* START *

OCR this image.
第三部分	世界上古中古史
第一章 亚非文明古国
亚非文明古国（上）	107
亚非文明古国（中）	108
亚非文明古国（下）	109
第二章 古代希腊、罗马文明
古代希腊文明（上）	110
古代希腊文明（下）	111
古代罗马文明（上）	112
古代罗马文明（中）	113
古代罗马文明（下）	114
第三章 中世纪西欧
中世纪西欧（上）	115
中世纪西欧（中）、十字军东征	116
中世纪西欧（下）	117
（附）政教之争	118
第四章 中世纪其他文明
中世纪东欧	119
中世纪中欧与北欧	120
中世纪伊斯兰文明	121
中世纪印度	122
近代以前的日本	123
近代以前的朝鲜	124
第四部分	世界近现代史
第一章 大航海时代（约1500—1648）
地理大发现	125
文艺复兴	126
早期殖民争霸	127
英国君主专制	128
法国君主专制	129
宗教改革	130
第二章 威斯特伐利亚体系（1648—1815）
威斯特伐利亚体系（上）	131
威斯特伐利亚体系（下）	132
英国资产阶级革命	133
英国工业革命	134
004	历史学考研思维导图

* END *

# TASK DETAILS
Write down every line of the data exactly as it appears above.

# WRITTEN RESPONSE
OCR this image.
第三部分	世界上古中古史
第一章 亚非文明古国
亚非文明古国（上）	107
亚非文明古国（中）	108
亚非文明古国（下）	109
第二章 古代希腊、罗马文明
古代希腊文明（上）	110
古代希腊文明（下）	111
古代罗马文明（上）	112
古代罗马文明（中）	113
古代罗马文明（下）	114
第三章 中世纪西欧
中世纪西欧（上）	115
中世纪西欧（中）、十字军东征	116
中世纪西欧（下）	117
（附）政教之争	118
第四章 中世纪其他文明
中世纪东欧	119
中世纪中欧与北欧	120
中世纪伊斯兰文明	121
中世纪印度	122
近代以前的日本	123
近代以前的朝鲜	124
第四部分	世界近现代史
第一章 大航海时代（约1500—1648）
地理大发现	125
文艺复兴	126
早期殖民争霸	127
英国君主专制	128
法国君主专制	129
宗教改革	130
第二章 威斯特伐利亚体系（1648—1815）
威斯特伐利亚体系（上）	131
威斯特伐利亚体系（下）	132
英国资产阶级革命	133
英国工业革命	134
004	历史学考研思维导图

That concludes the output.